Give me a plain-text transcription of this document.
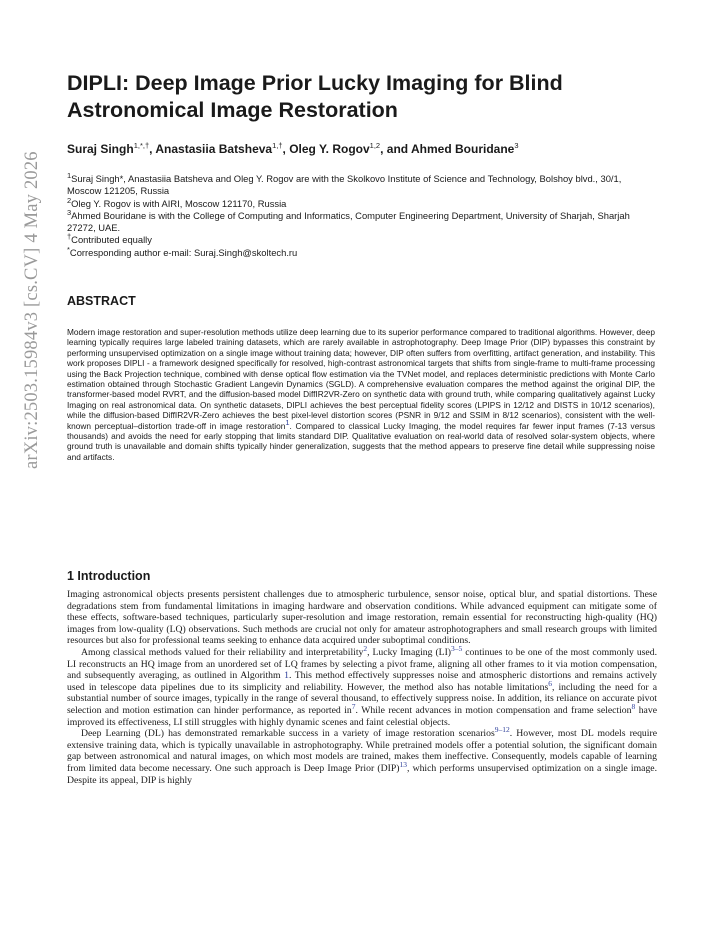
arXiv:2503.15984v3 [cs.CV] 4 May 2026
DIPLI: Deep Image Prior Lucky Imaging for Blind Astronomical Image Restoration
Suraj Singh$^{1,*,\dagger}$, Anastasiia Batsheva$^{1,\dagger}$, Oleg Y. Rogov$^{1,2}$, and Ahmed Bouridane$^3$
$^1$Suraj Singh*, Anastasiia Batsheva and Oleg Y. Rogov are with the Skolkovo Institute of Science and Technology, Bolshoy blvd., 30/1, Moscow 121205, Russia
$^2$Oleg Y. Rogov is with AIRI, Moscow 121170, Russia
$^3$Ahmed Bouridane is with the College of Computing and Informatics, Computer Engineering Department, University of Sharjah, Sharjah 27272, UAE.
†Contributed equally
*Corresponding author e-mail: Suraj.Singh@skoltech.ru
ABSTRACT

Modern image restoration and super-resolution methods utilize deep learning due to its superior performance compared to traditional algorithms. However, deep learning typically requires large labeled training datasets, which are rarely available in astrophotography. Deep Image Prior (DIP) bypasses this constraint by performing unsupervised optimization on a single image without training data; however, DIP often suffers from overfitting, artifact generation, and instability. This work proposes DIPLI - a framework designed specifically for resolved, high-contrast astronomical targets that shifts from single-frame to multi-frame processing using the Back Projection technique, combined with dense optical flow estimation via the TVNet model, and replaces deterministic predictions with Monte Carlo estimation obtained through Stochastic Gradient Langevin Dynamics (SGLD). A comprehensive evaluation compares the method against the original DIP, the transformer-based model RVRT, and the diffusion-based model DiffIR2VR-Zero on synthetic data with ground truth, while comparing qualitatively against Lucky Imaging on real astronomical data. On synthetic datasets, DIPLI achieves the best perceptual fidelity scores (LPIPS in 12/12 and DISTS in 10/12 scenarios), while the diffusion-based DiffIR2VR-Zero achieves the best pixel-level distortion scores (PSNR in 9/12 and SSIM in 8/12 scenarios), consistent with the well-known perceptual–distortion trade-off in image restoration$^1$. Compared to classical Lucky Imaging, the model requires far fewer input frames (7-13 versus thousands) and avoids the need for early stopping that limits standard DIP. Qualitative evaluation on real-world data of resolved solar-system objects, where ground truth is unavailable and domain shifts typically hinder generalization, suggests that the method appears to preserve fine detail while suppressing noise and artifacts.

1 Introduction

Imaging astronomical objects presents persistent challenges due to atmospheric turbulence, sensor noise, optical blur, and spatial distortions. These degradations stem from fundamental limitations in imaging hardware and observation conditions. While advanced equipment can mitigate some of these effects, software-based techniques, particularly super-resolution and image restoration, remain essential for reconstructing high-quality (HQ) images from low-quality (LQ) observations. Such methods are crucial not only for amateur astrophotographers and small research groups with limited resources but also for professional teams seeking to enhance data acquired under suboptimal conditions.

Among classical methods valued for their reliability and interpretability$^2$, Lucky Imaging (LI)$^{3-5}$ continues to be one of the most commonly used. LI reconstructs an HQ image from an unordered set of LQ frames by selecting a pivot frame, aligning all other frames to it via motion compensation, and subsequently averaging, as outlined in Algorithm 1. This method effectively suppresses noise and atmospheric distortions and remains actively used in telescope data pipelines due to its simplicity and reliability. However, the method also has notable limitations$^6$, including the need for a substantial number of source images, typically in the range of several thousand, to effectively suppress noise. In addition, its reliance on accurate pivot selection and motion estimation can hinder performance, as reported in$^7$. While recent advances in motion compensation and frame selection$^8$ have improved its effectiveness, LI still struggles with highly dynamic scenes and faint celestial objects.

Deep Learning (DL) has demonstrated remarkable success in a variety of image restoration scenarios$^{9-12}$. However, most DL models require extensive training data, which is typically unavailable in astrophotography. While pretrained models offer a potential solution, the significant domain gap between astronomical and natural images, on which most models are trained, makes them ineffective. Consequently, models capable of learning from limited data become necessary. One such approach is Deep Image Prior (DIP)$^{13}$, which performs unsupervised optimization on a single image. Despite its appeal, DIP is highly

——

(What you need to do)
Repeat the listing in full and exactly. Do not include any images.

(Result)
Give me a plain-text transcription of this document.
arXiv:2503.15984v3 [cs.CV] 4 May 2026
DIPLI: Deep Image Prior Lucky Imaging for Blind Astronomical Image Restoration
Suraj Singh$^{1,*,\dagger}$, Anastasiia Batsheva$^{1,\dagger}$, Oleg Y. Rogov$^{1,2}$, and Ahmed Bouridane$^3$
$^1$Suraj Singh*, Anastasiia Batsheva and Oleg Y. Rogov are with the Skolkovo Institute of Science and Technology, Bolshoy blvd., 30/1, Moscow 121205, Russia
$^2$Oleg Y. Rogov is with AIRI, Moscow 121170, Russia
$^3$Ahmed Bouridane is with the College of Computing and Informatics, Computer Engineering Department, University of Sharjah, Sharjah 27272, UAE.
†Contributed equally
*Corresponding author e-mail: Suraj.Singh@skoltech.ru
ABSTRACT

Modern image restoration and super-resolution methods utilize deep learning due to its superior performance compared to traditional algorithms. However, deep learning typically requires large labeled training datasets, which are rarely available in astrophotography. Deep Image Prior (DIP) bypasses this constraint by performing unsupervised optimization on a single image without training data; however, DIP often suffers from overfitting, artifact generation, and instability. This work proposes DIPLI - a framework designed specifically for resolved, high-contrast astronomical targets that shifts from single-frame to multi-frame processing using the Back Projection technique, combined with dense optical flow estimation via the TVNet model, and replaces deterministic predictions with Monte Carlo estimation obtained through Stochastic Gradient Langevin Dynamics (SGLD). A comprehensive evaluation compares the method against the original DIP, the transformer-based model RVRT, and the diffusion-based model DiffIR2VR-Zero on synthetic data with ground truth, while comparing qualitatively against Lucky Imaging on real astronomical data. On synthetic datasets, DIPLI achieves the best perceptual fidelity scores (LPIPS in 12/12 and DISTS in 10/12 scenarios), while the diffusion-based DiffIR2VR-Zero achieves the best pixel-level distortion scores (PSNR in 9/12 and SSIM in 8/12 scenarios), consistent with the well-known perceptual–distortion trade-off in image restoration$^1$. Compared to classical Lucky Imaging, the model requires far fewer input frames (7-13 versus thousands) and avoids the need for early stopping that limits standard DIP. Qualitative evaluation on real-world data of resolved solar-system objects, where ground truth is unavailable and domain shifts typically hinder generalization, suggests that the method appears to preserve fine detail while suppressing noise and artifacts.

1 Introduction

Imaging astronomical objects presents persistent challenges due to atmospheric turbulence, sensor noise, optical blur, and spatial distortions. These degradations stem from fundamental limitations in imaging hardware and observation conditions. While advanced equipment can mitigate some of these effects, software-based techniques, particularly super-resolution and image restoration, remain essential for reconstructing high-quality (HQ) images from low-quality (LQ) observations. Such methods are crucial not only for amateur astrophotographers and small research groups with limited resources but also for professional teams seeking to enhance data acquired under suboptimal conditions.

Among classical methods valued for their reliability and interpretability$^2$, Lucky Imaging (LI)$^{3-5}$ continues to be one of the most commonly used. LI reconstructs an HQ image from an unordered set of LQ frames by selecting a pivot frame, aligning all other frames to it via motion compensation, and subsequently averaging, as outlined in Algorithm 1. This method effectively suppresses noise and atmospheric distortions and remains actively used in telescope data pipelines due to its simplicity and reliability. However, the method also has notable limitations$^6$, including the need for a substantial number of source images, typically in the range of several thousand, to effectively suppress noise. In addition, its reliance on accurate pivot selection and motion estimation can hinder performance, as reported in$^7$. While recent advances in motion compensation and frame selection$^8$ have improved its effectiveness, LI still struggles with highly dynamic scenes and faint celestial objects.

Deep Learning (DL) has demonstrated remarkable success in a variety of image restoration scenarios$^{9-12}$. However, most DL models require extensive training data, which is typically unavailable in astrophotography. While pretrained models offer a potential solution, the significant domain gap between astronomical and natural images, on which most models are trained, makes them ineffective. Consequently, models capable of learning from limited data become necessary. One such approach is Deep Image Prior (DIP)$^{13}$, which performs unsupervised optimization on a single image. Despite its appeal, DIP is highly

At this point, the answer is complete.